▸ **Data entries**
## BEGIN
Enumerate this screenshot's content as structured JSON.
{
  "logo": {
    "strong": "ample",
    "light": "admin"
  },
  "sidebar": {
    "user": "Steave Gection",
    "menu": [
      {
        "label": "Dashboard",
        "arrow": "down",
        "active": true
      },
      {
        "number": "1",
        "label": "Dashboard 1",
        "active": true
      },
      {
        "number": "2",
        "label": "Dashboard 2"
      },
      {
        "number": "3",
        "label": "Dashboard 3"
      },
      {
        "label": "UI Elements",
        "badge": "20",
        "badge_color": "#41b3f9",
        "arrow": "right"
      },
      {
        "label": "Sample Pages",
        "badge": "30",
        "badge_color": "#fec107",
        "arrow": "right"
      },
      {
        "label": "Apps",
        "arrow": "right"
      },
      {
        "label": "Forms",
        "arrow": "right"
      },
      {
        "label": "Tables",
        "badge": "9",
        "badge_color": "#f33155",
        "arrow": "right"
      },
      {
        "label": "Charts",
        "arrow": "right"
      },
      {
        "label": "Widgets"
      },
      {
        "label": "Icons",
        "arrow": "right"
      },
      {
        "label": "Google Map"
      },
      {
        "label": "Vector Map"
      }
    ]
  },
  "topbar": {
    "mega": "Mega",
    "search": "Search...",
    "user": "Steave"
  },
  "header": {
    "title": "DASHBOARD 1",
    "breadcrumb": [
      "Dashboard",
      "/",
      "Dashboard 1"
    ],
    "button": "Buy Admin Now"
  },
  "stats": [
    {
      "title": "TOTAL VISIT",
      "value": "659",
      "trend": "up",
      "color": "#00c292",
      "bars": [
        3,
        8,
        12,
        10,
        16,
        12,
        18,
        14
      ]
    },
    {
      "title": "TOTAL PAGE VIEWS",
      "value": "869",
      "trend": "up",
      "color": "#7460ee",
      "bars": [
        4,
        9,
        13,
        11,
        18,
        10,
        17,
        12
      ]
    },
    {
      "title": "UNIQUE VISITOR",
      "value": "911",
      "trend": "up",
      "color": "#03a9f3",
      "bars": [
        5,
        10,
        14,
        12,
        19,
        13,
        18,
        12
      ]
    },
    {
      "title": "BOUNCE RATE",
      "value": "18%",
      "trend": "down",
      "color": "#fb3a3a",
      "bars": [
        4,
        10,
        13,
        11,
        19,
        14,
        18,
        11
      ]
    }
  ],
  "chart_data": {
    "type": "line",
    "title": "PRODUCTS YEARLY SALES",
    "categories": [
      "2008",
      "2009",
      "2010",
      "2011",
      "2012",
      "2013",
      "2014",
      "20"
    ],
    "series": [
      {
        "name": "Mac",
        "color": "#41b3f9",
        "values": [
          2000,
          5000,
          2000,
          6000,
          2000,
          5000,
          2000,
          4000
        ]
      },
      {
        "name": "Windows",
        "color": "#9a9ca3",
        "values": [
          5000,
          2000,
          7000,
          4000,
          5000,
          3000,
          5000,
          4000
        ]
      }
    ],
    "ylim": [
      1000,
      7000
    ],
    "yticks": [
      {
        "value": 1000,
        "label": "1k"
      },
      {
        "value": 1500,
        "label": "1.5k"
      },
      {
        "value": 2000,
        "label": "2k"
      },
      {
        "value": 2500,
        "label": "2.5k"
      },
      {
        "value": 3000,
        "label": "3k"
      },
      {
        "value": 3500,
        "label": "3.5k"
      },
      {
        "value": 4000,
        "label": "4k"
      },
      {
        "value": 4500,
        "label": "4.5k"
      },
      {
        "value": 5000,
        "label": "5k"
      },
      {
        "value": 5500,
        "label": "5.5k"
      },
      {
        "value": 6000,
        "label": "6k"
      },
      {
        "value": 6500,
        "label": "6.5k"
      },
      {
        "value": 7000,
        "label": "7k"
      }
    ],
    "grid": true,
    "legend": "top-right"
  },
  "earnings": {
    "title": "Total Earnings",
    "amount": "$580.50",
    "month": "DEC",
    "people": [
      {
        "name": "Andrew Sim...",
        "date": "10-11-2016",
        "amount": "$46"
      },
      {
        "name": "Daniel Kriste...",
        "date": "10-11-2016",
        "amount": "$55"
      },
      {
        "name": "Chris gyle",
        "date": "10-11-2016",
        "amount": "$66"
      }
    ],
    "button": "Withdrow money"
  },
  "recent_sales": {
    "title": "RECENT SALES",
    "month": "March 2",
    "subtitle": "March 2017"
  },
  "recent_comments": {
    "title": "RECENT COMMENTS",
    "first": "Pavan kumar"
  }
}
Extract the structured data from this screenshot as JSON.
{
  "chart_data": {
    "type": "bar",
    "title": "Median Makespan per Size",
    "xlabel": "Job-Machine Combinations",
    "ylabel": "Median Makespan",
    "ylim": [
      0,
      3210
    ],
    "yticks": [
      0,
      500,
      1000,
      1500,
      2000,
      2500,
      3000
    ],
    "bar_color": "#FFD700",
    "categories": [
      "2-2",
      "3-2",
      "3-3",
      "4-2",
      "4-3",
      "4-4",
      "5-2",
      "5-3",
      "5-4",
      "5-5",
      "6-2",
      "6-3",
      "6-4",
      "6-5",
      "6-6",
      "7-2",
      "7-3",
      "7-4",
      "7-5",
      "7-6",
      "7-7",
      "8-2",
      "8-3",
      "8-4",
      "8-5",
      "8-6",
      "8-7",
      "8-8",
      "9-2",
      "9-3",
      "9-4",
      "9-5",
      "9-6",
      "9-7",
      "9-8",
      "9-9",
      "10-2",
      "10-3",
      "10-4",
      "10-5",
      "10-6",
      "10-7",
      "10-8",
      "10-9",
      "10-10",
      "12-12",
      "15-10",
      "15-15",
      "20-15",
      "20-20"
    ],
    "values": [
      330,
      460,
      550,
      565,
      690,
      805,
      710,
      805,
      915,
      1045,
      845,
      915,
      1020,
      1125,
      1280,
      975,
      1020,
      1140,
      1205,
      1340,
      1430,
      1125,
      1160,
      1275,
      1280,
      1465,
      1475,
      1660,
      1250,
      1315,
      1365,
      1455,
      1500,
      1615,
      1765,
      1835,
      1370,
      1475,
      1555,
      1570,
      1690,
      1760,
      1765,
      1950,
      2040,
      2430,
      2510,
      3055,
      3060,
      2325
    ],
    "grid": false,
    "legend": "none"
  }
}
## END
▸ **Directions**
Exactly reproduce every line found in the records.

▸ **Problem solution**
Enumerate this screenshot's content as structured JSON.
{
  "logo": {
    "strong": "ample",
    "light": "admin"
  },
  "sidebar": {
    "user": "Steave Gection",
    "menu": [
      {
        "label": "Dashboard",
        "arrow": "down",
        "active": true
      },
      {
        "number": "1",
        "label": "Dashboard 1",
        "active": true
      },
      {
        "number": "2",
        "label": "Dashboard 2"
      },
      {
        "number": "3",
        "label": "Dashboard 3"
      },
      {
        "label": "UI Elements",
        "badge": "20",
        "badge_color": "#41b3f9",
        "arrow": "right"
      },
      {
        "label": "Sample Pages",
        "badge": "30",
        "badge_color": "#fec107",
        "arrow": "right"
      },
      {
        "label": "Apps",
        "arrow": "right"
      },
      {
        "label": "Forms",
        "arrow": "right"
      },
      {
        "label": "Tables",
        "badge": "9",
        "badge_color": "#f33155",
        "arrow": "right"
      },
      {
        "label": "Charts",
        "arrow": "right"
      },
      {
        "label": "Widgets"
      },
      {
        "label": "Icons",
        "arrow": "right"
      },
      {
        "label": "Google Map"
      },
      {
        "label": "Vector Map"
      }
    ]
  },
  "topbar": {
    "mega": "Mega",
    "search": "Search...",
    "user": "Steave"
  },
  "header": {
    "title": "DASHBOARD 1",
    "breadcrumb": [
      "Dashboard",
      "/",
      "Dashboard 1"
    ],
    "button": "Buy Admin Now"
  },
  "stats": [
    {
      "title": "TOTAL VISIT",
      "value": "659",
      "trend": "up",
      "color": "#00c292",
      "bars": [
        3,
        8,
        12,
        10,
        16,
        12,
        18,
        14
      ]
    },
    {
      "title": "TOTAL PAGE VIEWS",
      "value": "869",
      "trend": "up",
      "color": "#7460ee",
      "bars": [
        4,
        9,
        13,
        11,
        18,
        10,
        17,
        12
      ]
    },
    {
      "title": "UNIQUE VISITOR",
      "value": "911",
      "trend": "up",
      "color": "#03a9f3",
      "bars": [
        5,
        10,
        14,
        12,
        19,
        13,
        18,
        12
      ]
    },
    {
      "title": "BOUNCE RATE",
      "value": "18%",
      "trend": "down",
      "color": "#fb3a3a",
      "bars": [
        4,
        10,
        13,
        11,
        19,
        14,
        18,
        11
      ]
    }
  ],
  "chart_data": {
    "type": "line",
    "title": "PRODUCTS YEARLY SALES",
    "categories": [
      "2008",
      "2009",
      "2010",
      "2011",
      "2012",
      "2013",
      "2014",
      "20"
    ],
    "series": [
      {
        "name": "Mac",
        "color": "#41b3f9",
        "values": [
          2000,
          5000,
          2000,
          6000,
          2000,
          5000,
          2000,
          4000
        ]
      },
      {
        "name": "Windows",
        "color": "#9a9ca3",
        "values": [
          5000,
          2000,
          7000,
          4000,
          5000,
          3000,
          5000,
          4000
        ]
      }
    ],
    "ylim": [
      1000,
      7000
    ],
    "yticks": [
      {
        "value": 1000,
        "label": "1k"
      },
      {
        "value": 1500,
        "label": "1.5k"
      },
      {
        "value": 2000,
        "label": "2k"
      },
      {
        "value": 2500,
        "label": "2.5k"
      },
      {
        "value": 3000,
        "label": "3k"
      },
      {
        "value": 3500,
        "label": "3.5k"
      },
      {
        "value": 4000,
        "label": "4k"
      },
      {
        "value": 4500,
        "label": "4.5k"
      },
      {
        "value": 5000,
        "label": "5k"
      },
      {
        "value": 5500,
        "label": "5.5k"
      },
      {
        "value": 6000,
        "label": "6k"
      },
      {
        "value": 6500,
        "label": "6.5k"
      },
      {
        "value": 7000,
        "label": "7k"
      }
    ],
    "grid": true,
    "legend": "top-right"
  },
  "earnings": {
    "title": "Total Earnings",
    "amount": "$580.50",
    "month": "DEC",
    "people": [
      {
        "name": "Andrew Sim...",
        "date": "10-11-2016",
        "amount": "$46"
      },
      {
        "name": "Daniel Kriste...",
        "date": "10-11-2016",
        "amount": "$55"
      },
      {
        "name": "Chris gyle",
        "date": "10-11-2016",
        "amount": "$66"
      }
    ],
    "button": "Withdrow money"
  },
  "recent_sales": {
    "title": "RECENT SALES",
    "month": "March 2",
    "subtitle": "March 2017"
  },
  "recent_comments": {
    "title": "RECENT COMMENTS",
    "first": "Pavan kumar"
  }
}
Extract the structured data from this screenshot as JSON.
{
  "chart_data": {
    "type": "bar",
    "title": "Median Makespan per Size",
    "xlabel": "Job-Machine Combinations",
    "ylabel": "Median Makespan",
    "ylim": [
      0,
      3210
    ],
    "yticks": [
      0,
      500,
      1000,
      1500,
      2000,
      2500,
      3000
    ],
    "bar_color": "#FFD700",
    "categories": [
      "2-2",
      "3-2",
      "3-3",
      "4-2",
      "4-3",
      "4-4",
      "5-2",
      "5-3",
      "5-4",
      "5-5",
      "6-2",
      "6-3",
      "6-4",
      "6-5",
      "6-6",
      "7-2",
      "7-3",
      "7-4",
      "7-5",
      "7-6",
      "7-7",
      "8-2",
      "8-3",
      "8-4",
      "8-5",
      "8-6",
      "8-7",
      "8-8",
      "9-2",
      "9-3",
      "9-4",
      "9-5",
      "9-6",
      "9-7",
      "9-8",
      "9-9",
      "10-2",
      "10-3",
      "10-4",
      "10-5",
      "10-6",
      "10-7",
      "10-8",
      "10-9",
      "10-10",
      "12-12",
      "15-10",
      "15-15",
      "20-15",
      "20-20"
    ],
    "values": [
      330,
      460,
      550,
      565,
      690,
      805,
      710,
      805,
      915,
      1045,
      845,
      915,
      1020,
      1125,
      1280,
      975,
      1020,
      1140,
      1205,
      1340,
      1430,
      1125,
      1160,
      1275,
      1280,
      1465,
      1475,
      1660,
      1250,
      1315,
      1365,
      1455,
      1500,
      1615,
      1765,
      1835,
      1370,
      1475,
      1555,
      1570,
      1690,
      1760,
      1765,
      1950,
      2040,
      2430,
      2510,
      3055,
      3060,
      2325
    ],
    "grid": false,
    "legend": "none"
  }
}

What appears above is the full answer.